▸ **Input rows**:
__________
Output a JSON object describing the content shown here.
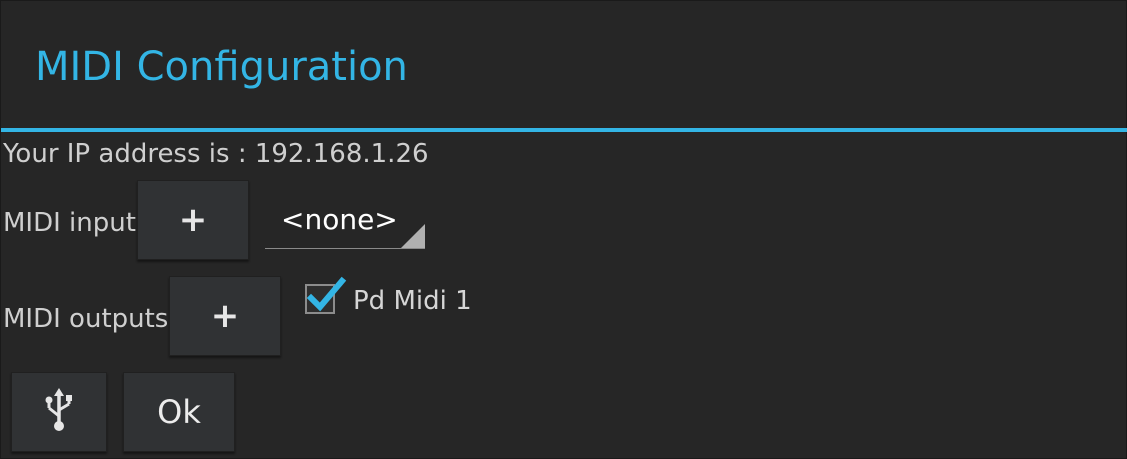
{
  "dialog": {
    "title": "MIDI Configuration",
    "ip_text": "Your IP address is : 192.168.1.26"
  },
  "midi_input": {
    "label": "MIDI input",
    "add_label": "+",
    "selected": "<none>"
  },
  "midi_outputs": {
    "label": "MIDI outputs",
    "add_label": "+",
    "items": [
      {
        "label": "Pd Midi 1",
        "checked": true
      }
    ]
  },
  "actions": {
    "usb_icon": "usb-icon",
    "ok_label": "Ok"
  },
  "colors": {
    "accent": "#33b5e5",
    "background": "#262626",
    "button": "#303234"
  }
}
__________
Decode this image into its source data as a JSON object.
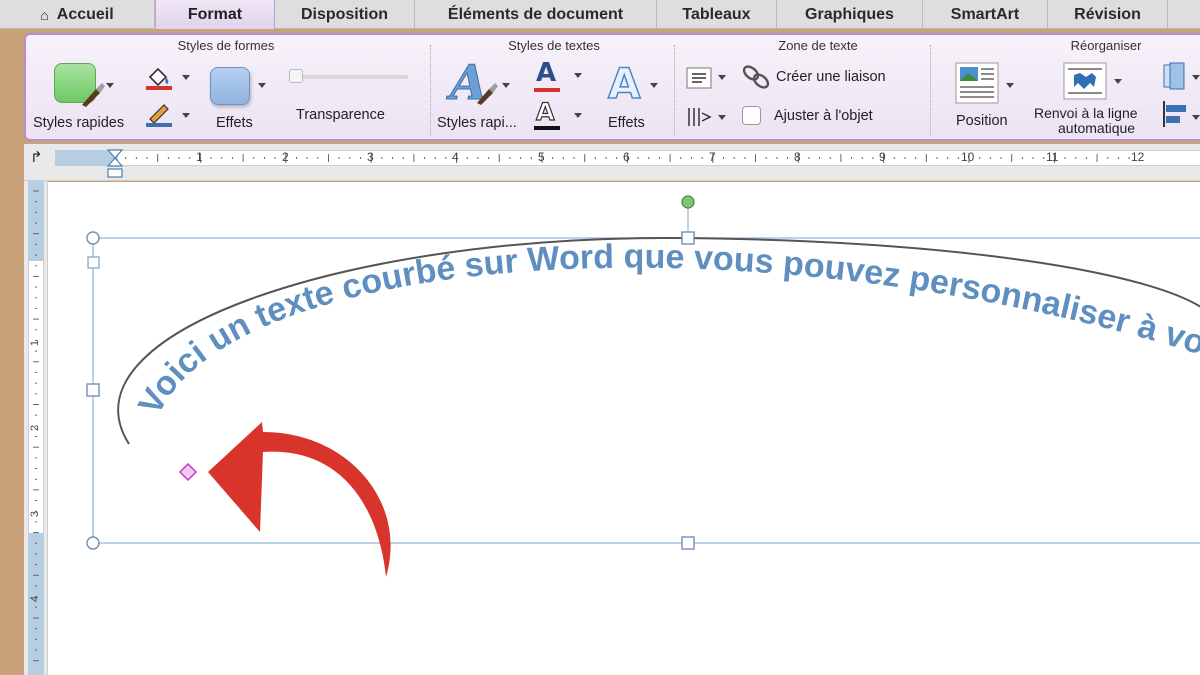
__________
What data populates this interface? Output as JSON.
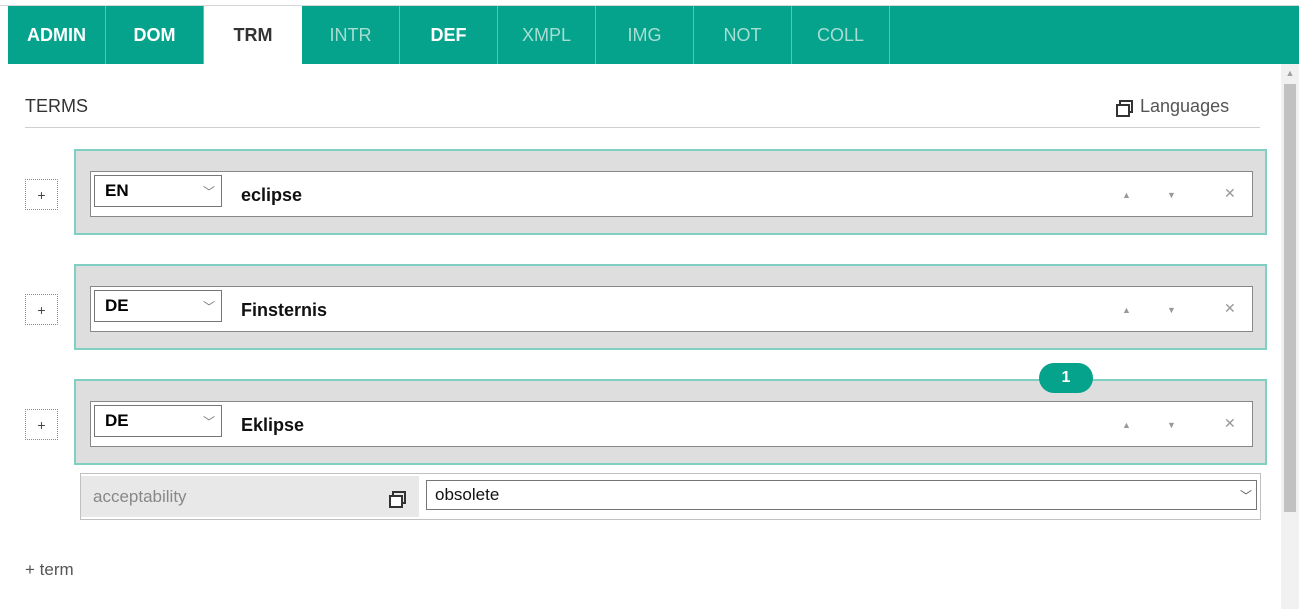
__________
▸ **Exercise task**: Take every line from the records above that has the word "data" and copy it.

▸ **In response**:
Decode this image into its source data as a JSON object.
What data populates this interface? Output as JSON.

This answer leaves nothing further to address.